■ **Exercise**: Filter the records for lines holding the string "года".

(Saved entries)
——————————
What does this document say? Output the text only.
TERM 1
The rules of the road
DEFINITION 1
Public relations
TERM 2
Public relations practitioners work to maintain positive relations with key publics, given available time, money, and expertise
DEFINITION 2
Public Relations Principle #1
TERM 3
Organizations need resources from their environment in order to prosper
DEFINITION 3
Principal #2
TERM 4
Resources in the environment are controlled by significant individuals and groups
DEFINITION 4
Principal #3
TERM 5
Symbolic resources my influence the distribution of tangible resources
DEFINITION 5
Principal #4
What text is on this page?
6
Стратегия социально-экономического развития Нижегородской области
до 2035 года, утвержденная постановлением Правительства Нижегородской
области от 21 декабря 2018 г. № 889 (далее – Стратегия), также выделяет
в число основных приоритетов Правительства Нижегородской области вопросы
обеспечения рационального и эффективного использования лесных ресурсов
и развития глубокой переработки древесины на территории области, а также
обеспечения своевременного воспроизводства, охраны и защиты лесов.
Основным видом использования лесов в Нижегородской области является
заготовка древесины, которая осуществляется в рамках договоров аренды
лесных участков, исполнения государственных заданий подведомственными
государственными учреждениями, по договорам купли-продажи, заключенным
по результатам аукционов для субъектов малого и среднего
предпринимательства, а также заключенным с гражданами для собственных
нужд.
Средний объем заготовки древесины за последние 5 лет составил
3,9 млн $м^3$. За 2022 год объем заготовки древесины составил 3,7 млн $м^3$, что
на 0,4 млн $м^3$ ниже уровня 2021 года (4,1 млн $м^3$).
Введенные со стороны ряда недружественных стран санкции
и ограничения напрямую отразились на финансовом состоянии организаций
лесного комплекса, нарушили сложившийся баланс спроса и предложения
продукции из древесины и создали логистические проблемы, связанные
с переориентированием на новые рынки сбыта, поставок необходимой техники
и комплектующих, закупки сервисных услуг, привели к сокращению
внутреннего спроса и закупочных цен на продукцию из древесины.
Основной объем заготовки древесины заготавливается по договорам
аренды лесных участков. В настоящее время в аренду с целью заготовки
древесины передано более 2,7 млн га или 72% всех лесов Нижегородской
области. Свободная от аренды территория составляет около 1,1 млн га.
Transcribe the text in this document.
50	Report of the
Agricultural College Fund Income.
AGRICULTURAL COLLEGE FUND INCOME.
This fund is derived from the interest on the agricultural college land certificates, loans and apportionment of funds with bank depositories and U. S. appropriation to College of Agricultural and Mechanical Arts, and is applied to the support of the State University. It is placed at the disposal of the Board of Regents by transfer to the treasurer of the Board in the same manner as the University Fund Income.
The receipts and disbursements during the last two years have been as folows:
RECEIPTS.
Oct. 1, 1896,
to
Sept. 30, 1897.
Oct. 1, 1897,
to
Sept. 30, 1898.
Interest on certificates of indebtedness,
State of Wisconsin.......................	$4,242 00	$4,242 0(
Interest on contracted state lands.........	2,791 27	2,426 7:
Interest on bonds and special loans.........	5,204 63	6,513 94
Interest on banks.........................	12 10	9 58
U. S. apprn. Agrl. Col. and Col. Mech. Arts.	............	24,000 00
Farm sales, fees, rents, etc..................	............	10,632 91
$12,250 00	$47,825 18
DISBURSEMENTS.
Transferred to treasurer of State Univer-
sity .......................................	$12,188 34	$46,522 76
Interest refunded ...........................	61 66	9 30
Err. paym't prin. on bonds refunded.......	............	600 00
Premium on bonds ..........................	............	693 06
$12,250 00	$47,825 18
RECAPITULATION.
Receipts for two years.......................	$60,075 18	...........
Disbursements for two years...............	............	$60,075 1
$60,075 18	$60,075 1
——————————
■ **Solution for this task**:
до 2035 года, утвержденная постановлением Правительства Нижегородской
на 0,4 млн $м^3$ ниже уровня 2021 года (4,1 млн $м^3$).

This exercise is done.